[BEGIN RECORD EXTRACTS]

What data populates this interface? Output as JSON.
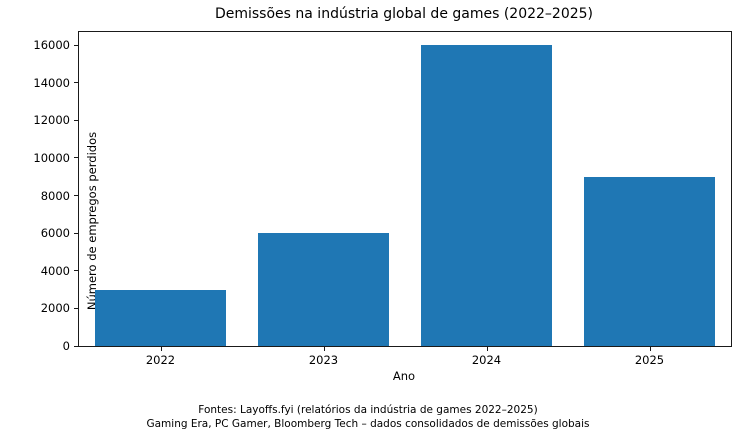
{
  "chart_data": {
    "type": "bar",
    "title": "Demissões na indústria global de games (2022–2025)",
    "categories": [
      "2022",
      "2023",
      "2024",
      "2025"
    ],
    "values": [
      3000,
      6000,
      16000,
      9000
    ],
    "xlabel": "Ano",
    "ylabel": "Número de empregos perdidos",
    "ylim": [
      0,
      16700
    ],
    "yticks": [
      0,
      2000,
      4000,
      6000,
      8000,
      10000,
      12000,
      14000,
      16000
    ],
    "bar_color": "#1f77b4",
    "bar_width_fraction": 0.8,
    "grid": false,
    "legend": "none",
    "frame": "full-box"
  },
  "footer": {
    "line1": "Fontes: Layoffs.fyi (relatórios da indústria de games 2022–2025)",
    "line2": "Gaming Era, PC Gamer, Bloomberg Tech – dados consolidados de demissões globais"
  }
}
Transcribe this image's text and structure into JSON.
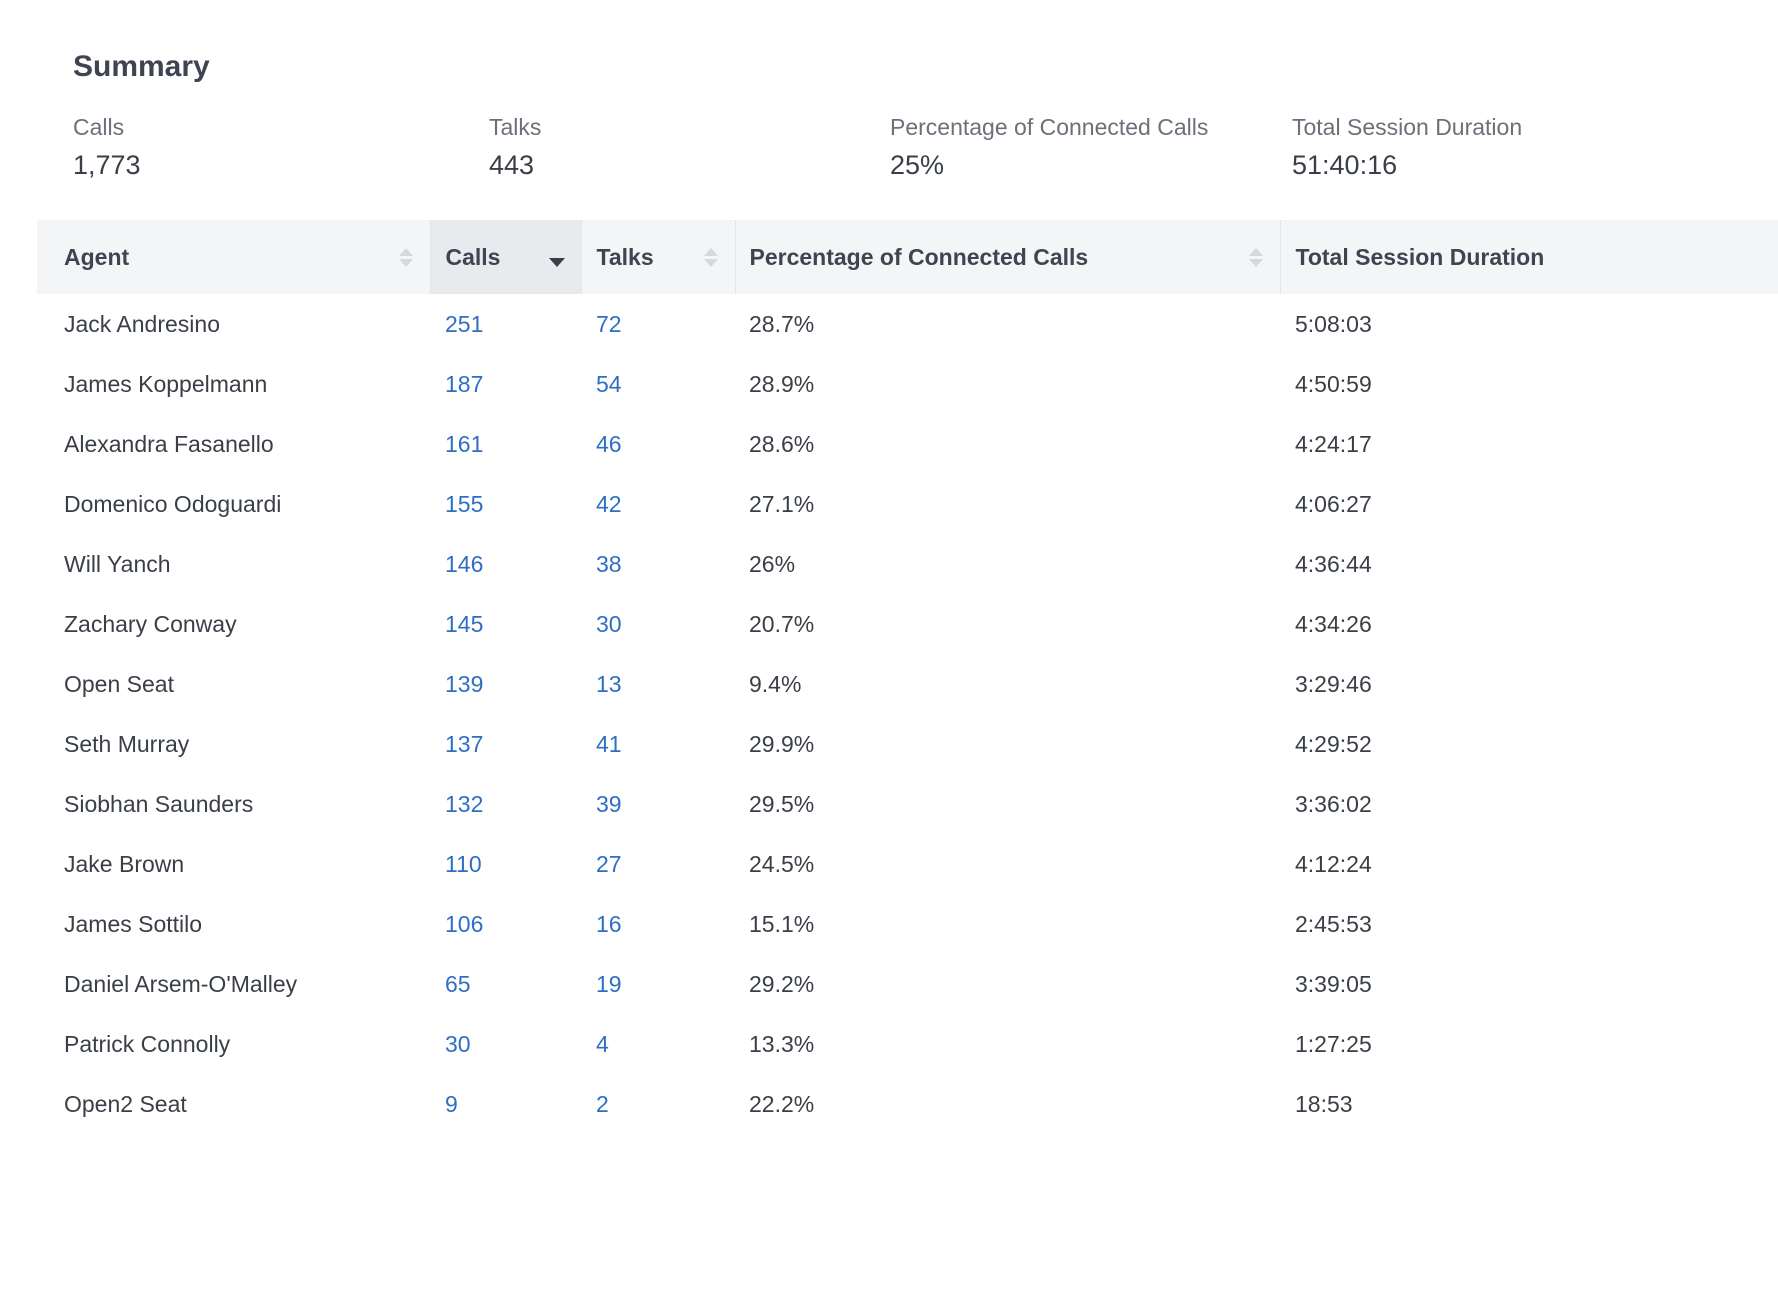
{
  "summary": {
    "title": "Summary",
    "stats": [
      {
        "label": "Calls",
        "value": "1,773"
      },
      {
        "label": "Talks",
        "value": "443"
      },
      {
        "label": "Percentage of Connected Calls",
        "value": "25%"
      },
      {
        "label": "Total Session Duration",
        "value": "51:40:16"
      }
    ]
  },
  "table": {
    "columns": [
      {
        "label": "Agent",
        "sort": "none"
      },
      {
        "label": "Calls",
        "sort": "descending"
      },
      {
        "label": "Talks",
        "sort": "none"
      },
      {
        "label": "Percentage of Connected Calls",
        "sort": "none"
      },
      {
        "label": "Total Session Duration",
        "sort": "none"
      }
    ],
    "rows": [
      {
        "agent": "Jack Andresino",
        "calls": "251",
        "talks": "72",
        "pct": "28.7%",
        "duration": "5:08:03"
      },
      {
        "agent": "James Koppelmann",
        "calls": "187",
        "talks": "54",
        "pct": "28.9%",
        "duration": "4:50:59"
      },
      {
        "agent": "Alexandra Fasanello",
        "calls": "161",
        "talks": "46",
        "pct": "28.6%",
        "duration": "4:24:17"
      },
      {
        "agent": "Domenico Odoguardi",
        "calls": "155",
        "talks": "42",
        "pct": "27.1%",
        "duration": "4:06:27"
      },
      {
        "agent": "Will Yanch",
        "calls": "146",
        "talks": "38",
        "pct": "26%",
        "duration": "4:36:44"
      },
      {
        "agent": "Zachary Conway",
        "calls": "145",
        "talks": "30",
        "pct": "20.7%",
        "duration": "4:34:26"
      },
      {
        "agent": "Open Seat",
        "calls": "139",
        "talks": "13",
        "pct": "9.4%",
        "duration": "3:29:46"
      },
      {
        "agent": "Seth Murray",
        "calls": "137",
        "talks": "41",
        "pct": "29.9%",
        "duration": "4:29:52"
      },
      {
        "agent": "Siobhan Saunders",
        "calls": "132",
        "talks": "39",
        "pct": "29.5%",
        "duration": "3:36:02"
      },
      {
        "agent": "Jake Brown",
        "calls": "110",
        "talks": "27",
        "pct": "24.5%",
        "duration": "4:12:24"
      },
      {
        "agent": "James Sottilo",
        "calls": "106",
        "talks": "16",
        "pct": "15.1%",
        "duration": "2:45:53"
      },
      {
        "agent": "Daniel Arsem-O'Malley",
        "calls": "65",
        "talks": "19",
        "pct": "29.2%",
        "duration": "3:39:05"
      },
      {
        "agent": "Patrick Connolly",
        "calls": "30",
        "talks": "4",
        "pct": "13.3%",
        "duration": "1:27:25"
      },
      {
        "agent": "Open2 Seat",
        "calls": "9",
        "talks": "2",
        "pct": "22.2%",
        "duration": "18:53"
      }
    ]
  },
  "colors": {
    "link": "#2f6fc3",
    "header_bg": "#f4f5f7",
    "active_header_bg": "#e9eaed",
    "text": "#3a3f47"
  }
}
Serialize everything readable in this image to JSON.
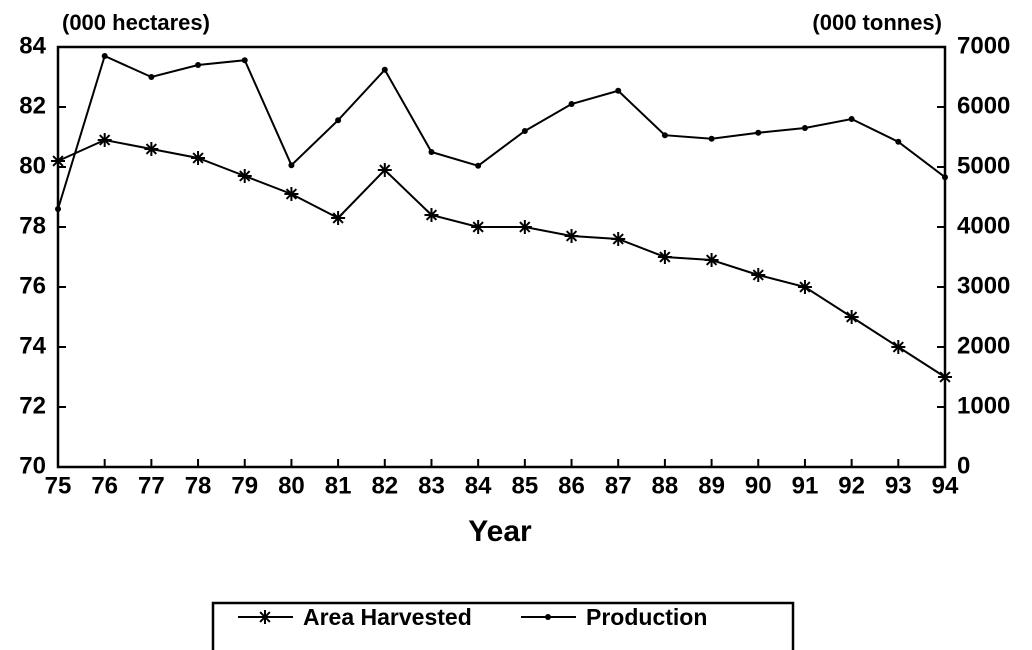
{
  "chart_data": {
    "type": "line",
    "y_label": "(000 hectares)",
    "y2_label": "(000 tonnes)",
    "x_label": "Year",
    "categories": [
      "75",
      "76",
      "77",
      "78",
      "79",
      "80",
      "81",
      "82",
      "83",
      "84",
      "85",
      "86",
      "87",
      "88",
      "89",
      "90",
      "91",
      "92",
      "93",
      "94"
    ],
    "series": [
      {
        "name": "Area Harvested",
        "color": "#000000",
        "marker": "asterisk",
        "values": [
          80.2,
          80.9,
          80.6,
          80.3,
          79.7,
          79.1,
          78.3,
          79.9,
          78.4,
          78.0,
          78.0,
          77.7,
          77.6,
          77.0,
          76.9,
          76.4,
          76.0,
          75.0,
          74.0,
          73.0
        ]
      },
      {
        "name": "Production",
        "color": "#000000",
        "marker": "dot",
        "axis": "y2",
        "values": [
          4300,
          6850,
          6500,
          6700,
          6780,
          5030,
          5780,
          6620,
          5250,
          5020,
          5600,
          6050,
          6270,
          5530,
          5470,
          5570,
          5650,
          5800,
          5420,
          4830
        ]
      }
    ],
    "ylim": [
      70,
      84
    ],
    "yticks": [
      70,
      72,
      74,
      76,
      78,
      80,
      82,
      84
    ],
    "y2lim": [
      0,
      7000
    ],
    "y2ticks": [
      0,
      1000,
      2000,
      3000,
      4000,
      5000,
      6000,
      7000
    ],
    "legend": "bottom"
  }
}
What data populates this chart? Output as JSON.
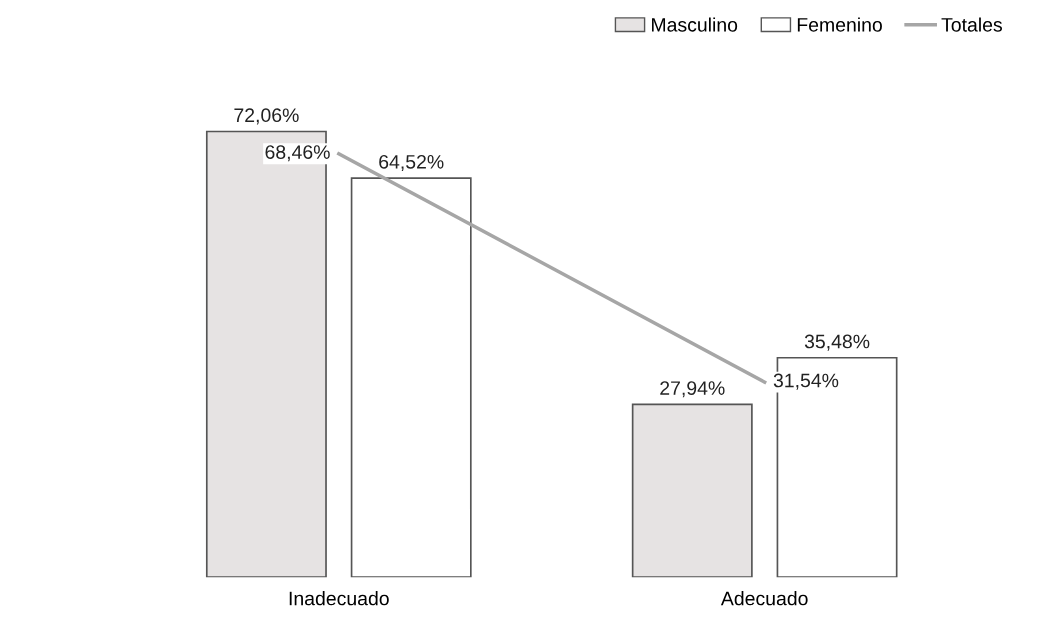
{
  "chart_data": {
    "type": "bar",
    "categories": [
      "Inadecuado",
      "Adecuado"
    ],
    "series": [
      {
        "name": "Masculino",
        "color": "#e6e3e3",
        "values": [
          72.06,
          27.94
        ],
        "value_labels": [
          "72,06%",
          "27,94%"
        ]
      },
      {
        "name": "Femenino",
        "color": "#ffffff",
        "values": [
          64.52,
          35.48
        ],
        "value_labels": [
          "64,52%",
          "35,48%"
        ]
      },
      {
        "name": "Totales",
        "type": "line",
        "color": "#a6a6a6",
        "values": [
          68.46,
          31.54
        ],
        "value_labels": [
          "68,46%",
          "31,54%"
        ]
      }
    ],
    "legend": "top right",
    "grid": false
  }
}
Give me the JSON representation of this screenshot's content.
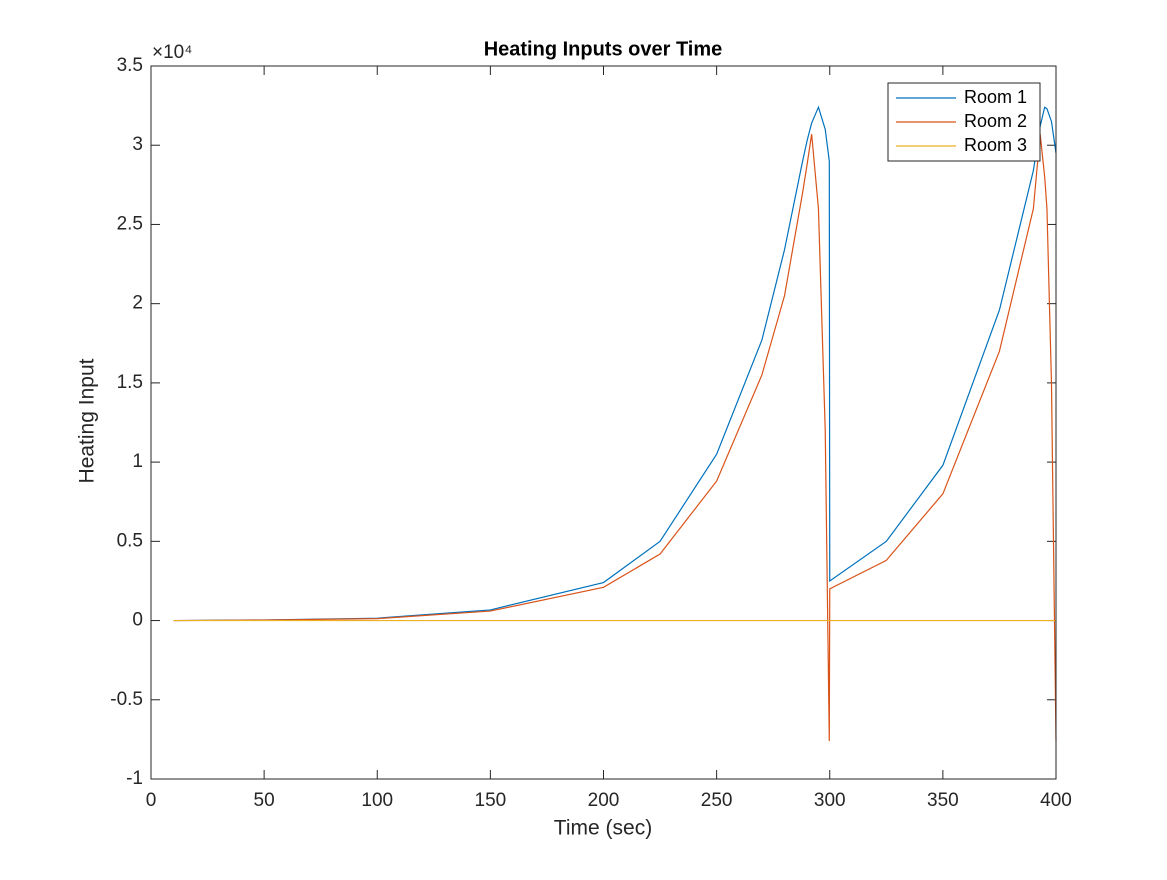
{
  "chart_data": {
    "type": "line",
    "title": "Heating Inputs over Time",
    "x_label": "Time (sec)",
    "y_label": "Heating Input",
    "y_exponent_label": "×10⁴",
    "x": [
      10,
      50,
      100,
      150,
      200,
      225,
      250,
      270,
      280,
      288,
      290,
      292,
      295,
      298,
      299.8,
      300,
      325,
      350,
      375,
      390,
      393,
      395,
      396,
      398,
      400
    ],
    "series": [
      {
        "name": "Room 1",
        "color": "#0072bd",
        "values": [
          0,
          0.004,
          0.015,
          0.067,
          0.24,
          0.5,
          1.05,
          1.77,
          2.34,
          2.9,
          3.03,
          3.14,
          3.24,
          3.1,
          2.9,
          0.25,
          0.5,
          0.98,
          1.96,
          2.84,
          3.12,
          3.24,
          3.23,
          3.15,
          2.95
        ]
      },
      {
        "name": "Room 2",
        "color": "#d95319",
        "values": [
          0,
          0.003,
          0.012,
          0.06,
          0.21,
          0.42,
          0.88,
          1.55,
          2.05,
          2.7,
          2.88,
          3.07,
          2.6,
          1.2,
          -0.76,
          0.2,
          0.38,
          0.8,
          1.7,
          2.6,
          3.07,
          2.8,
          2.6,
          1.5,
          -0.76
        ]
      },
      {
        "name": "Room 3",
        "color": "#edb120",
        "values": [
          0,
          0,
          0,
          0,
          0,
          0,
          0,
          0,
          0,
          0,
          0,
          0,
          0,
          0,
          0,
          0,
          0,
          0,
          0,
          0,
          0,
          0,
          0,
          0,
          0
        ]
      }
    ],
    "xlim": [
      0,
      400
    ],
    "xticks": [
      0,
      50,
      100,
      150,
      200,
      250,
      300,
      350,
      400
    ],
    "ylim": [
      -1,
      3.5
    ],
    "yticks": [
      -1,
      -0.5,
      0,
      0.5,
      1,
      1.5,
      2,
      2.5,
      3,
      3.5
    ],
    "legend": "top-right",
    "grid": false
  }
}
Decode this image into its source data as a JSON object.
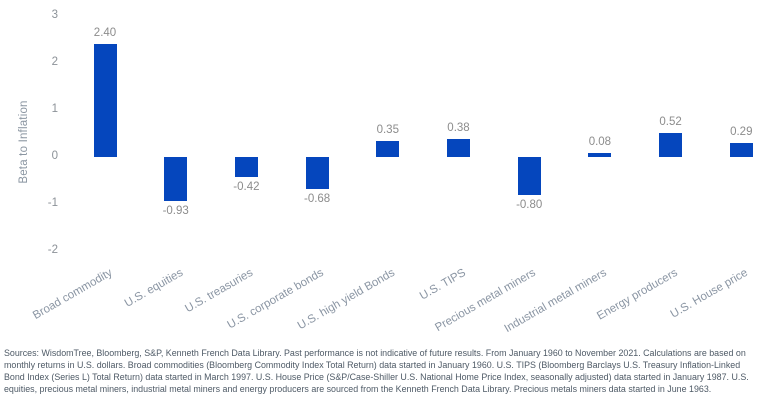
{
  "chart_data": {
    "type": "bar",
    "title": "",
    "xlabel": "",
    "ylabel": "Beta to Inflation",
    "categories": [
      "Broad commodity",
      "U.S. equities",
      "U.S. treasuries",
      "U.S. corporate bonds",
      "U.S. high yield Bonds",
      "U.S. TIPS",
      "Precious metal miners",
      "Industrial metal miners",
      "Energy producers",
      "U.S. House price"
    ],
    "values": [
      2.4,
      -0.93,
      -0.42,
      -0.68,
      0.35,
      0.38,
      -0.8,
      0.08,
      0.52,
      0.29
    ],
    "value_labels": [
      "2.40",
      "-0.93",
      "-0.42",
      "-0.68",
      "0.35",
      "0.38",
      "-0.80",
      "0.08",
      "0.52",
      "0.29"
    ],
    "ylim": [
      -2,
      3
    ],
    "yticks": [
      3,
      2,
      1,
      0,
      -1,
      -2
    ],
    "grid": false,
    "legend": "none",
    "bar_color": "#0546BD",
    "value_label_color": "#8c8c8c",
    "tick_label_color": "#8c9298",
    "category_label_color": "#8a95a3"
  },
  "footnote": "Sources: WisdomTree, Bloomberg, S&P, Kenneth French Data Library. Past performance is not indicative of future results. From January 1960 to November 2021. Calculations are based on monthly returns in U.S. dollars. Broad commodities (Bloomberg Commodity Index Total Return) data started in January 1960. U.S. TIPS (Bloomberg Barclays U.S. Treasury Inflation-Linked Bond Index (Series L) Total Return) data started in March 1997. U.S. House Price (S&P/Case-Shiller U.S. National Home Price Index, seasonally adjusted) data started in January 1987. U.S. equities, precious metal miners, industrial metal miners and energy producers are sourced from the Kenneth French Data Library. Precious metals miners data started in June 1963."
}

[END RECORD EXTRACTS]

Pick out the lines that contain "name" and copy them.

→ **EXPECTED ANSWER**
        "name": "Area Harvested",
        "name": "Production",
        "name": "Masculino",
        "name": "Femenino",
        "name": "Totales",
        "name": "Room 1",
        "name": "Room 2",
        "name": "Room 3",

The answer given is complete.